Saved entries:
☆ ☆ ☆ ☆ ☆
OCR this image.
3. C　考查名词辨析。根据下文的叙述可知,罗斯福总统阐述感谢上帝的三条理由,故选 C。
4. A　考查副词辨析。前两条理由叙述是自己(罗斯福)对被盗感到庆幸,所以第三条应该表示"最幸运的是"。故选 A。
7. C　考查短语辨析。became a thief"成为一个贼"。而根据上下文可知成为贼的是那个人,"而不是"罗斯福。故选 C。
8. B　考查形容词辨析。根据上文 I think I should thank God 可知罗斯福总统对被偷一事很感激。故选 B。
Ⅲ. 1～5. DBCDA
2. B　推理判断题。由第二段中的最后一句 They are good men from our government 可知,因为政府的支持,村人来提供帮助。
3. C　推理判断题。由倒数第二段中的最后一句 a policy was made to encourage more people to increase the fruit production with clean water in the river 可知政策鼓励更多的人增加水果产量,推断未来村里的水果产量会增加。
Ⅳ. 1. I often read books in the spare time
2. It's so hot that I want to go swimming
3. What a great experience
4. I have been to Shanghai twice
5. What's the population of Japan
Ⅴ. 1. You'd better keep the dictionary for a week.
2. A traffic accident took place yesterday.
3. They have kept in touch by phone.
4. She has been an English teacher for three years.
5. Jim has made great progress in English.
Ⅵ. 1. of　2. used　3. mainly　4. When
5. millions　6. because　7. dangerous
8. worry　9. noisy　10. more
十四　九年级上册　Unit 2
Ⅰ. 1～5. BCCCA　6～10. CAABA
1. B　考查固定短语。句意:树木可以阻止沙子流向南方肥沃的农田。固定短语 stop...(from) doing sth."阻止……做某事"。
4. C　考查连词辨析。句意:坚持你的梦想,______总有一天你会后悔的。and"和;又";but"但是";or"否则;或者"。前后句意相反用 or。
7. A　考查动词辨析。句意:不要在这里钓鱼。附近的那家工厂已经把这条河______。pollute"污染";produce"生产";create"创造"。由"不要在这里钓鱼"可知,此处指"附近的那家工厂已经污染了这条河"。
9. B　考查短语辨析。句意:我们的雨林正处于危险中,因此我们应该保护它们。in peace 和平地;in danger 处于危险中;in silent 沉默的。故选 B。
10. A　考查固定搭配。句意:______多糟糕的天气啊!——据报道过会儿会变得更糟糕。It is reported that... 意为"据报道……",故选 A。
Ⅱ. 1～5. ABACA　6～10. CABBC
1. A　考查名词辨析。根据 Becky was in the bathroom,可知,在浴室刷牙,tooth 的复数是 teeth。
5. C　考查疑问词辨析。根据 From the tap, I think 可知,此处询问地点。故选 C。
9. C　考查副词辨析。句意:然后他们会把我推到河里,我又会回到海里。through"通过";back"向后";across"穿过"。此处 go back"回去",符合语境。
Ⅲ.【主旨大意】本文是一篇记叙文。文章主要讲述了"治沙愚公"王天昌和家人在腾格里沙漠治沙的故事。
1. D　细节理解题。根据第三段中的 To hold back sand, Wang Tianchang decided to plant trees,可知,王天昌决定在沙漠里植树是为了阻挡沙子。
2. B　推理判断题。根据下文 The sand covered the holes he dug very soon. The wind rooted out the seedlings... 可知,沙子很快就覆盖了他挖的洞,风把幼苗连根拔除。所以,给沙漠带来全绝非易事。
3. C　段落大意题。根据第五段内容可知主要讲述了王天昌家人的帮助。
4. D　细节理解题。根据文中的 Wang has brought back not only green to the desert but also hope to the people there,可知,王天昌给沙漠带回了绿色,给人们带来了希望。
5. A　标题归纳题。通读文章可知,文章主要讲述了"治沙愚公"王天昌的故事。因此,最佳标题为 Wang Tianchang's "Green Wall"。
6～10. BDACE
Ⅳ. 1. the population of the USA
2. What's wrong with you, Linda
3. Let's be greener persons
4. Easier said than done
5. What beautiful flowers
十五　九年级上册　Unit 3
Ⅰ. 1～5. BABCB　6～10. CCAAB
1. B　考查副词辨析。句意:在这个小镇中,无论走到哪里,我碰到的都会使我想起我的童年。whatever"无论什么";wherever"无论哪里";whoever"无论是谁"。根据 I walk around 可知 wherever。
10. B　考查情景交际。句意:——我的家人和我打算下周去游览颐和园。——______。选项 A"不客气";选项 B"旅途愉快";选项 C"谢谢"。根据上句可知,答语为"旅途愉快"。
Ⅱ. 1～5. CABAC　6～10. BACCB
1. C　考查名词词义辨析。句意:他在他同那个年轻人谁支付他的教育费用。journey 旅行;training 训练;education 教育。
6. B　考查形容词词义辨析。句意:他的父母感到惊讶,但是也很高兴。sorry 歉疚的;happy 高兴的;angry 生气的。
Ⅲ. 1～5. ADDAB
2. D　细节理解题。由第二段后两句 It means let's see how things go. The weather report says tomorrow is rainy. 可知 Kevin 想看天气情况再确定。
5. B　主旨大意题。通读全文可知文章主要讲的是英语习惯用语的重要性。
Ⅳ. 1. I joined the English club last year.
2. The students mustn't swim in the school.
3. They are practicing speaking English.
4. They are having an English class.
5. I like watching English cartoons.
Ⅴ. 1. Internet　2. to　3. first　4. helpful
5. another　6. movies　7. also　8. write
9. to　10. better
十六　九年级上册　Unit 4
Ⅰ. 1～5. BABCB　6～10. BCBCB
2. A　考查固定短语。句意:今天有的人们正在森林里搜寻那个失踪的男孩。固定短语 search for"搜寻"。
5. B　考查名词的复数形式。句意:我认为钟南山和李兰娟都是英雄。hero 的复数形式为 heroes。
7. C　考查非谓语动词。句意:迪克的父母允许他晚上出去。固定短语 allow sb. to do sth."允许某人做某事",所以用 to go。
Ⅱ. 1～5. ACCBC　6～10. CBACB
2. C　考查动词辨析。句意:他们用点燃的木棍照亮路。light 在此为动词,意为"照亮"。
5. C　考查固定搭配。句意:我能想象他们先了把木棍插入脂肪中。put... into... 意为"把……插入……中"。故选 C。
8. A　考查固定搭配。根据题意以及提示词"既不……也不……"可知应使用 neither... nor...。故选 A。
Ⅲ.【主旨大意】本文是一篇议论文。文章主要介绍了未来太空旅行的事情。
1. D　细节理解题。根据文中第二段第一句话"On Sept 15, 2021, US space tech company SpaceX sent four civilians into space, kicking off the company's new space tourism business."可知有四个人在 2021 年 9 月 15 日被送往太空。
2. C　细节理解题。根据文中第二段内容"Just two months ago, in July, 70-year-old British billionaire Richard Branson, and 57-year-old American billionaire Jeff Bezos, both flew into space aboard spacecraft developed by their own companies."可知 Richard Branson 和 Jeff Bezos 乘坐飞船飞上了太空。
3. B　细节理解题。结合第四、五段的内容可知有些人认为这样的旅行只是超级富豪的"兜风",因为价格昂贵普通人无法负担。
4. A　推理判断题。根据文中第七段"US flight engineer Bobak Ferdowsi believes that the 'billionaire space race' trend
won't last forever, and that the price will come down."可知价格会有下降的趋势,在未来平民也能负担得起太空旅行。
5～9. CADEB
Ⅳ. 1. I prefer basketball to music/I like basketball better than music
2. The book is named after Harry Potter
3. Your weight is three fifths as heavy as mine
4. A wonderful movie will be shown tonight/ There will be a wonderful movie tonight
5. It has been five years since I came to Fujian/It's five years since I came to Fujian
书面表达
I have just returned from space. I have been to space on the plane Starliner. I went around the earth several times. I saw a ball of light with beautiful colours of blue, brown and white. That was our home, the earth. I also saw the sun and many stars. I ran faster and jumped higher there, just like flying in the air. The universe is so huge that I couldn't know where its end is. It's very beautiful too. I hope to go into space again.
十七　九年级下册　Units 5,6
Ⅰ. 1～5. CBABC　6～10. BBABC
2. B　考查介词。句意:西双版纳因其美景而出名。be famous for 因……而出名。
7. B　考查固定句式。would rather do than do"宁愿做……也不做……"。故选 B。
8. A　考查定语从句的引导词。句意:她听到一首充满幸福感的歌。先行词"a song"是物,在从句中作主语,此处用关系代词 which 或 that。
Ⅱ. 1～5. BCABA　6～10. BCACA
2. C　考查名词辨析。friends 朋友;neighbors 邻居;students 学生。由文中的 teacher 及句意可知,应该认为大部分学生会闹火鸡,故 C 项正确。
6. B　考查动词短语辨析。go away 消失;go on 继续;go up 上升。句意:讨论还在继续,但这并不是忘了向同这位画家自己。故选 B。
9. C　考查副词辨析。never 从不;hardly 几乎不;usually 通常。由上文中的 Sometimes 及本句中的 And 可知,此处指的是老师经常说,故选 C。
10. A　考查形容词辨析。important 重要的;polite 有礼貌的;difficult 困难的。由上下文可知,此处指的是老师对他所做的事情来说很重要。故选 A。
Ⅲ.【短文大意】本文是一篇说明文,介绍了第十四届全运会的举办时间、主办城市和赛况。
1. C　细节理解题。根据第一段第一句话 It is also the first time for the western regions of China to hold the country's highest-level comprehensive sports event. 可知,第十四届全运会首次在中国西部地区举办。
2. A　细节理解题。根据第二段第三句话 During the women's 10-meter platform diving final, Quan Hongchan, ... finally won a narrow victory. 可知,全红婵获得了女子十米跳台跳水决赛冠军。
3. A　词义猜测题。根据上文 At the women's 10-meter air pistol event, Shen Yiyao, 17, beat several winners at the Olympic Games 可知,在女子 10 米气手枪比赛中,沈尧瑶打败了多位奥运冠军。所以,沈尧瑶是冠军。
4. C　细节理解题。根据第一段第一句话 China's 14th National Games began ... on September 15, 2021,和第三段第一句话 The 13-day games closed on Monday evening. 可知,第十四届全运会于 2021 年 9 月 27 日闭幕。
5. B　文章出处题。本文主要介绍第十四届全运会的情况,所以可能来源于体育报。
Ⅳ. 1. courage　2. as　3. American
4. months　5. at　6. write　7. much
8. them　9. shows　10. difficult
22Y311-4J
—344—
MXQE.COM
☆ ☆ ☆ ☆ ☆
*WRITTEN REQUEST:* The lines to collect are those holding the string "治沙愚公"; copy them all.

*CORRECT RESPONSE:*
Ⅲ.【主旨大意】本文是一篇记叙文。文章主要讲述了"治沙愚公"王天昌和家人在腾格里沙漠治沙的故事。
5. A　标题归纳题。通读文章可知,文章主要讲述了"治沙愚公"王天昌的故事。因此,最佳标题为 Wang Tianchang's "Green Wall"。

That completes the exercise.